## start Source material

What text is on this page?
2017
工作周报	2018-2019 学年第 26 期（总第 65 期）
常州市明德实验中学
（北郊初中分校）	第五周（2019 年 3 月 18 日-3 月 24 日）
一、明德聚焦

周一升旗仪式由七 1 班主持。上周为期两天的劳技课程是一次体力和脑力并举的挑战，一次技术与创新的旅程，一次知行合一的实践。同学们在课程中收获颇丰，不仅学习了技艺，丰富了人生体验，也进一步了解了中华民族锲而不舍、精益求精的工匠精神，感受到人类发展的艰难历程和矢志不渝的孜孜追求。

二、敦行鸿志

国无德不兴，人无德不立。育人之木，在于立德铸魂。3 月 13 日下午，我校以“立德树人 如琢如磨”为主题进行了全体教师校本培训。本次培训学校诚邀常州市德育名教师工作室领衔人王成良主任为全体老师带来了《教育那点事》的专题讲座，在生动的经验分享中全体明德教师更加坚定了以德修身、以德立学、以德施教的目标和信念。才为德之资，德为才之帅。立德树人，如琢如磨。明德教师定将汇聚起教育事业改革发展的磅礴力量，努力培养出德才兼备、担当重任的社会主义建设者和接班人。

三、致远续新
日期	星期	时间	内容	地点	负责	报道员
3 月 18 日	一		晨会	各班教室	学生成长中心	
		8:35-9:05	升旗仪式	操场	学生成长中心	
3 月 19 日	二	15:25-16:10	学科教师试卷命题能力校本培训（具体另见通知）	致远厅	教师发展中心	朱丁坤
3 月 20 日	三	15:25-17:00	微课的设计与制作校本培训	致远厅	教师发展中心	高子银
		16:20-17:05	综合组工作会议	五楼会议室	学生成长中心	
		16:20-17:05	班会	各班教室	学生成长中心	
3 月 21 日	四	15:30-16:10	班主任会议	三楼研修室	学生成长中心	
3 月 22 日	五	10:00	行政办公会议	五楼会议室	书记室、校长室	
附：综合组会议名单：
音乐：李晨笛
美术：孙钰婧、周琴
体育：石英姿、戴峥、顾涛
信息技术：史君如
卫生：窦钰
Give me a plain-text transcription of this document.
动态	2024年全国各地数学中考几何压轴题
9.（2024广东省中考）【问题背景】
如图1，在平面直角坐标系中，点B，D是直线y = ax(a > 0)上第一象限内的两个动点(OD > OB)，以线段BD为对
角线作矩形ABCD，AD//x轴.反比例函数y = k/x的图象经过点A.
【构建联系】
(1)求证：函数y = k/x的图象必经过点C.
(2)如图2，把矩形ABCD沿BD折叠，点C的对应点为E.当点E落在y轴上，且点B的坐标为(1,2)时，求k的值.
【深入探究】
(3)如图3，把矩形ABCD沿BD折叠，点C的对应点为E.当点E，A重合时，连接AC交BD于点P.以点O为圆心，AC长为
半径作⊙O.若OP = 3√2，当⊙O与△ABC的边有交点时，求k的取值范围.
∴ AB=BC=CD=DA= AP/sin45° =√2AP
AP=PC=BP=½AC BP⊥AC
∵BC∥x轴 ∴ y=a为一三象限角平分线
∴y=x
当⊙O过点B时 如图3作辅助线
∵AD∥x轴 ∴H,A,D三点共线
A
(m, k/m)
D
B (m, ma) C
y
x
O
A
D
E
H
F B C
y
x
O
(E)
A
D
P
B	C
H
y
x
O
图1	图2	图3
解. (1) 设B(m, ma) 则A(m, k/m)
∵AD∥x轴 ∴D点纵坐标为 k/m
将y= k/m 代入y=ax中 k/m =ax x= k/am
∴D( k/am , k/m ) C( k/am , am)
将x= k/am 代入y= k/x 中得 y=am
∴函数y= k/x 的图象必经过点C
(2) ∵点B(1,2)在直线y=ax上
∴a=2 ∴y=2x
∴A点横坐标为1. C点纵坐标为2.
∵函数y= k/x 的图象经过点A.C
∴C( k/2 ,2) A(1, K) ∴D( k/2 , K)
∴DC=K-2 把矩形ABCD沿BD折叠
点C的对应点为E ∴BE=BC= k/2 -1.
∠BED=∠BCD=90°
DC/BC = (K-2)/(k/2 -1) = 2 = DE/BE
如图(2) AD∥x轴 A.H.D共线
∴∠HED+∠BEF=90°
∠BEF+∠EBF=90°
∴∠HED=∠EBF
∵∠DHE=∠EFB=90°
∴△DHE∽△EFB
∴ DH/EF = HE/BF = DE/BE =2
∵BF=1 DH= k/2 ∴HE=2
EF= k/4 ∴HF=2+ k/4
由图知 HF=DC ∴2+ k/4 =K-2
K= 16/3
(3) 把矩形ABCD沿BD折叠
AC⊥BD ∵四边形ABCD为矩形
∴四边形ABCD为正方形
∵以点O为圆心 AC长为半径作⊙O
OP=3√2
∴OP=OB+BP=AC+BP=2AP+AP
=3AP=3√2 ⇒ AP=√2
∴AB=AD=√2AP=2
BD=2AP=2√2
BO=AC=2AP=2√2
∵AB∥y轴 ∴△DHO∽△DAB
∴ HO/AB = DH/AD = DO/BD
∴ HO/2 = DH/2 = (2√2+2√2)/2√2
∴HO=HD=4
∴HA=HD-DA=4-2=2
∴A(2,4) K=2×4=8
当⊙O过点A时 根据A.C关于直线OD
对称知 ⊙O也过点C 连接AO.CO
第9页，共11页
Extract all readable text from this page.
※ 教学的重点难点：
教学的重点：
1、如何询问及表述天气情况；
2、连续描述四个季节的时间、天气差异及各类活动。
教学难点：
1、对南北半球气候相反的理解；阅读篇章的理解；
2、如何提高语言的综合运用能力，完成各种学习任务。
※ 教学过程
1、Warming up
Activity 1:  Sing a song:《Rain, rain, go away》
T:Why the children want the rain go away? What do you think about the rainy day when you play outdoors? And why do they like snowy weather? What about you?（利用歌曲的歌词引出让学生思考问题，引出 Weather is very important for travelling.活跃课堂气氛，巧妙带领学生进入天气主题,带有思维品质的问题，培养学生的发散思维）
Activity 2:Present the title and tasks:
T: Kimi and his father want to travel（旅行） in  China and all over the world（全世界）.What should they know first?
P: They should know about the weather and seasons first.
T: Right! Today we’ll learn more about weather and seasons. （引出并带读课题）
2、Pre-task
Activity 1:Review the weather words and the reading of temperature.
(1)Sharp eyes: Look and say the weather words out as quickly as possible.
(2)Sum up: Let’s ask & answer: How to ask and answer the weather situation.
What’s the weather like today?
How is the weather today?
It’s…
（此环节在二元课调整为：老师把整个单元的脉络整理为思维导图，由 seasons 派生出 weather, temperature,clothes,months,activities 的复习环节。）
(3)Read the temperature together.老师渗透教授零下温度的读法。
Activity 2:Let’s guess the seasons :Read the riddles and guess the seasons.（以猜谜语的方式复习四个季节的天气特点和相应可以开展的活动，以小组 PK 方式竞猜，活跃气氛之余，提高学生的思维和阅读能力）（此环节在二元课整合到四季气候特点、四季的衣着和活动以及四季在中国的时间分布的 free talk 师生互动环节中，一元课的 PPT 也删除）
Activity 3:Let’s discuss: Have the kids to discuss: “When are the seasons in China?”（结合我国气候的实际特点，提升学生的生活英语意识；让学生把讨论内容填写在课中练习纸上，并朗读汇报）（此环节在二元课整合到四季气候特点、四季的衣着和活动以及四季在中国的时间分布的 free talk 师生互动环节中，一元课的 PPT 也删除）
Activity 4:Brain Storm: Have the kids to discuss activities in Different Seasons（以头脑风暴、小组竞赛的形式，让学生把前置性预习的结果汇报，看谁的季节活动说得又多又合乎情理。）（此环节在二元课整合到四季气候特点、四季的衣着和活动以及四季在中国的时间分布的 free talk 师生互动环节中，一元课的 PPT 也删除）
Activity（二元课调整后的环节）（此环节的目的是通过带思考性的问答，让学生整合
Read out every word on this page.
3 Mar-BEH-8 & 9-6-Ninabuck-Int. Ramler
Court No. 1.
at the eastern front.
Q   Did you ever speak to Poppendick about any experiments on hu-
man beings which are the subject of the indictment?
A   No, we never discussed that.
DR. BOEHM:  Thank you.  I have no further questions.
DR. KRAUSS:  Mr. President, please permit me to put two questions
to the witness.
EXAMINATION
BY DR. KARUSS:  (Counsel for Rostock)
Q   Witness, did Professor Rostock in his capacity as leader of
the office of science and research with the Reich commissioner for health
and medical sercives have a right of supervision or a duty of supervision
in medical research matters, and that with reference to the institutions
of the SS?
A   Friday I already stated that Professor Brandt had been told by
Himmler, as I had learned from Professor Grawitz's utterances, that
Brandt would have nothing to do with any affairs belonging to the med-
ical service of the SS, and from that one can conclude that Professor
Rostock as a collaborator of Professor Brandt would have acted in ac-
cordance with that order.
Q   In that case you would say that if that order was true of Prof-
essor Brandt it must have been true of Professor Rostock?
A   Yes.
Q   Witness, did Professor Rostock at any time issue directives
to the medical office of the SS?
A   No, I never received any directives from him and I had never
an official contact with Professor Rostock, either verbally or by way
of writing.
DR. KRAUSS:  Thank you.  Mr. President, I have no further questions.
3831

## end Source material

# [Work to be completed]
Repeat exactly the lines from the one containing "Read out every word on this page." through the last line of the records above, both included, and nothing else.

# [Exercise result]
Read out every word on this page.
3 Mar-BEH-8 & 9-6-Ninabuck-Int. Ramler
Court No. 1.
at the eastern front.
Q   Did you ever speak to Poppendick about any experiments on hu-
man beings which are the subject of the indictment?
A   No, we never discussed that.
DR. BOEHM:  Thank you.  I have no further questions.
DR. KRAUSS:  Mr. President, please permit me to put two questions
to the witness.
EXAMINATION
BY DR. KARUSS:  (Counsel for Rostock)
Q   Witness, did Professor Rostock in his capacity as leader of
the office of science and research with the Reich commissioner for health
and medical sercives have a right of supervision or a duty of supervision
in medical research matters, and that with reference to the institutions
of the SS?
A   Friday I already stated that Professor Brandt had been told by
Himmler, as I had learned from Professor Grawitz's utterances, that
Brandt would have nothing to do with any affairs belonging to the med-
ical service of the SS, and from that one can conclude that Professor
Rostock as a collaborator of Professor Brandt would have acted in ac-
cordance with that order.
Q   In that case you would say that if that order was true of Prof-
essor Brandt it must have been true of Professor Rostock?
A   Yes.
Q   Witness, did Professor Rostock at any time issue directives
to the medical office of the SS?
A   No, I never received any directives from him and I had never
an official contact with Professor Rostock, either verbally or by way
of writing.
DR. KRAUSS:  Thank you.  Mr. President, I have no further questions.
3831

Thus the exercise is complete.